(Recorded data)
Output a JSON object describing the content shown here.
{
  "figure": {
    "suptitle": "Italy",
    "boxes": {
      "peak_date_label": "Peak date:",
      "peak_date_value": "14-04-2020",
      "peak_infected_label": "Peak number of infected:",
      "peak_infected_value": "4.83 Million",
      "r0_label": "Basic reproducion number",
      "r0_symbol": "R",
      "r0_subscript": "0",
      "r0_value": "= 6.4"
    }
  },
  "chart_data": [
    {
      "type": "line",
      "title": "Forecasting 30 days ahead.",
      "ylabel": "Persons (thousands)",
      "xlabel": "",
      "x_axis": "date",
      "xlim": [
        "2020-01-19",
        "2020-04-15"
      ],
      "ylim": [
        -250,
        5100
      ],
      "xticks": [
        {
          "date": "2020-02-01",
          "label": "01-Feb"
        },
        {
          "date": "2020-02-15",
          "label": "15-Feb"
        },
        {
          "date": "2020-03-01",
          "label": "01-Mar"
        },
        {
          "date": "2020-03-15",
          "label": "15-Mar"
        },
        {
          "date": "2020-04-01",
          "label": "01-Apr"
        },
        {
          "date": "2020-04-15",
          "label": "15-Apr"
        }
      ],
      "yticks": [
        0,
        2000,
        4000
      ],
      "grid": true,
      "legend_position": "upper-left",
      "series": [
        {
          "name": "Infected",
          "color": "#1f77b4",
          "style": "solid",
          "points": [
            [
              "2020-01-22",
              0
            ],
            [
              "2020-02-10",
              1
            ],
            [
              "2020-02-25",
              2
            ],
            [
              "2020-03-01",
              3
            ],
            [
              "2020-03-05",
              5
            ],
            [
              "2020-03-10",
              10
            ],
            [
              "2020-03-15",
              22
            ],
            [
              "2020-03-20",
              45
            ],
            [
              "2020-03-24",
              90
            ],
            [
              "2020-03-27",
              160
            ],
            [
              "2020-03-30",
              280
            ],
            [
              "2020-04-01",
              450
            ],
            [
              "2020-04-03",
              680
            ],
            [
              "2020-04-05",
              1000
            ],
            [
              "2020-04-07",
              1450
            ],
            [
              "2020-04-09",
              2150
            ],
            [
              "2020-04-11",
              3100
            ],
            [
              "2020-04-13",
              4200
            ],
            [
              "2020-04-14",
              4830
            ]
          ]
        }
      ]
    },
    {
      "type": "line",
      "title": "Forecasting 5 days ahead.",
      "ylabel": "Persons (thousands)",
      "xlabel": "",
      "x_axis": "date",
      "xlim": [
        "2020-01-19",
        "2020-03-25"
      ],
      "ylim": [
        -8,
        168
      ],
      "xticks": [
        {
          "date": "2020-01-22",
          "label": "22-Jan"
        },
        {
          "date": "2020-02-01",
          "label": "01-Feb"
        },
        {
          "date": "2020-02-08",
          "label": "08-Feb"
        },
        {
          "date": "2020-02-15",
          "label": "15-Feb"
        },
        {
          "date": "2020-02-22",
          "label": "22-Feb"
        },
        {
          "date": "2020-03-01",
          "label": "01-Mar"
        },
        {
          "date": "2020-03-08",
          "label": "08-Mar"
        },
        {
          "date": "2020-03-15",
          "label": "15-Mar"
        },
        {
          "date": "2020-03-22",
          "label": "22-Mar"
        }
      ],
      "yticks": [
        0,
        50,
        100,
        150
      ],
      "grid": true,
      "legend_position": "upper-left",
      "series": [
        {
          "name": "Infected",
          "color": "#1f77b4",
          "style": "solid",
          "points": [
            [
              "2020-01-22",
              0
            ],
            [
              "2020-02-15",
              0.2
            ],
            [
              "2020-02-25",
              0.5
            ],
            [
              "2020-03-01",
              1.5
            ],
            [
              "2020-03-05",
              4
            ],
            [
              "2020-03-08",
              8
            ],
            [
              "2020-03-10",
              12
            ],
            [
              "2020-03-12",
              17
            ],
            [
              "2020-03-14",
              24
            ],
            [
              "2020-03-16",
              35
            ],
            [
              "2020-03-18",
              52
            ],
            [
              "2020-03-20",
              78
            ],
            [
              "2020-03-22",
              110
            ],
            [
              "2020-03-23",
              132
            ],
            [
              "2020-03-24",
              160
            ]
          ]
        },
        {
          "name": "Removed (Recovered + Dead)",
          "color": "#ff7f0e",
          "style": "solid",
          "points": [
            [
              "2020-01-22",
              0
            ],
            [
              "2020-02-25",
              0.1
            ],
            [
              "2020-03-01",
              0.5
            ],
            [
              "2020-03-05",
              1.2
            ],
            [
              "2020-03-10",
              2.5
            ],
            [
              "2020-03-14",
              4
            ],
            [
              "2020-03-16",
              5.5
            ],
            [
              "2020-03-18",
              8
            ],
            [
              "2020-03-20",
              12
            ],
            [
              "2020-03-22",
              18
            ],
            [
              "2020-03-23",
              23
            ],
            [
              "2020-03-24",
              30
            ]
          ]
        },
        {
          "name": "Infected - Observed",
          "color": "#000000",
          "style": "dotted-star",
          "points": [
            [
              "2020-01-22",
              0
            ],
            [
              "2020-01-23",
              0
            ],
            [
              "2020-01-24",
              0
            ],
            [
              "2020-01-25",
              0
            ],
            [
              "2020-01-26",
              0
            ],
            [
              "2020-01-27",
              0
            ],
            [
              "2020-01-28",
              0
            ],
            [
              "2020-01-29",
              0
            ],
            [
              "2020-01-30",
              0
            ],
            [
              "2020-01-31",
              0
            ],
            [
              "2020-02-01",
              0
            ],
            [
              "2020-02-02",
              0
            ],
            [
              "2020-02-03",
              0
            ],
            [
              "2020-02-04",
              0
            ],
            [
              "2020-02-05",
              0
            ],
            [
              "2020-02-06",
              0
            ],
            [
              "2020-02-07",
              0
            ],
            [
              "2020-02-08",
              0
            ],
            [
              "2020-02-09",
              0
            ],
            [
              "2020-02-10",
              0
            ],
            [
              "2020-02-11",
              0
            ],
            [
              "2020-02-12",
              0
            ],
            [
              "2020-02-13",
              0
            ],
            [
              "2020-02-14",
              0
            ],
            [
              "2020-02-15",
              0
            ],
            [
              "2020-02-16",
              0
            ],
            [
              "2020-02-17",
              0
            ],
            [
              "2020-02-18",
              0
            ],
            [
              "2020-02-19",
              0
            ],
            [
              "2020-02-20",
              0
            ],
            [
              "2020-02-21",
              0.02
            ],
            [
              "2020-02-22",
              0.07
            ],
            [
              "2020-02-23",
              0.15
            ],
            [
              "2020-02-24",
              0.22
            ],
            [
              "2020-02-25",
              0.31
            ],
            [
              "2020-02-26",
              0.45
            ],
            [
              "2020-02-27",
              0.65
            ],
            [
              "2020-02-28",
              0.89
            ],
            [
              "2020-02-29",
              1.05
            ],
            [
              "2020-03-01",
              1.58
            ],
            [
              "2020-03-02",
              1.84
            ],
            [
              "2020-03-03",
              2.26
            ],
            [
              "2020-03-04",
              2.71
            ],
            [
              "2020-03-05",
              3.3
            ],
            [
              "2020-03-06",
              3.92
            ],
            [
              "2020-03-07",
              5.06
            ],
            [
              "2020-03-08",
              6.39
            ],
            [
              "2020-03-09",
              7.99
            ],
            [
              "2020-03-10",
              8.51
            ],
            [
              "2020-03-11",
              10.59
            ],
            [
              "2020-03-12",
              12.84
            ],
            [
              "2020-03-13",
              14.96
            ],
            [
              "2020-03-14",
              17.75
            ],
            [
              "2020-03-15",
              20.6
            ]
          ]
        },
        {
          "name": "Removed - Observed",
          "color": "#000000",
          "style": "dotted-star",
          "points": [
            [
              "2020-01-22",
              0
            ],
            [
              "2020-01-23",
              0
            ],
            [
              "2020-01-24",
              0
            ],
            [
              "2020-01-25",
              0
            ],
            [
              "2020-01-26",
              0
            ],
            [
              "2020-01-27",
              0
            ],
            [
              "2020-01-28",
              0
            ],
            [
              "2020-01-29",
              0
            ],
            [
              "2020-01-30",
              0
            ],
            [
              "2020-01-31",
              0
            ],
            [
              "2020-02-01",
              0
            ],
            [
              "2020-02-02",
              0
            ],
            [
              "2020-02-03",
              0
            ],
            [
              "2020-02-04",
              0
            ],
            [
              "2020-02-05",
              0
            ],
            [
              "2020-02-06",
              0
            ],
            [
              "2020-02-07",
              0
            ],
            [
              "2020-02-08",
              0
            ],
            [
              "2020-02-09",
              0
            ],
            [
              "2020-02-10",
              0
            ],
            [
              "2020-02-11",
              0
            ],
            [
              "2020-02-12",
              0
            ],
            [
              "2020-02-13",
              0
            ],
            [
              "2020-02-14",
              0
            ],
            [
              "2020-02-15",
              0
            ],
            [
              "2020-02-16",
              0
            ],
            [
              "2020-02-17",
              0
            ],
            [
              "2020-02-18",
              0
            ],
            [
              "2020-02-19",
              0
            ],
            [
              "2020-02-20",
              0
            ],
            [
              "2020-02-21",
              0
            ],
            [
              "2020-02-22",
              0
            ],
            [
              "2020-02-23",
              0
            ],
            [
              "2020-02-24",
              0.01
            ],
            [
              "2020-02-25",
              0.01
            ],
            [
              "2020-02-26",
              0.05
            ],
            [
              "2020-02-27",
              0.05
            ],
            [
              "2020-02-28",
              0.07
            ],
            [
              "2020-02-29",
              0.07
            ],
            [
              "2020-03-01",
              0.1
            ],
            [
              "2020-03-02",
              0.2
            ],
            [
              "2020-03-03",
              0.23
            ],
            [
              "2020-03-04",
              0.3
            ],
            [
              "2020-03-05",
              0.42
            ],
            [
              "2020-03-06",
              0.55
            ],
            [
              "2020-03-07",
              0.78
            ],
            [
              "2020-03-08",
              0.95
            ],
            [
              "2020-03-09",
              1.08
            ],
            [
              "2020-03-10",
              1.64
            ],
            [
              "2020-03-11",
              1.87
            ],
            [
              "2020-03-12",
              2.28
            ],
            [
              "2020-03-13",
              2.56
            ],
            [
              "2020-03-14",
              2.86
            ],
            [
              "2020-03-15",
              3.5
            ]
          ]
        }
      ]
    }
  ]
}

| YOUR OBJECTIVE |
Where a line holds "Forecasting", copy it out.

| OUTPUT OF THE EXERCISE |
      "title": "Forecasting 30 days ahead.",
      "title": "Forecasting 5 days ahead.",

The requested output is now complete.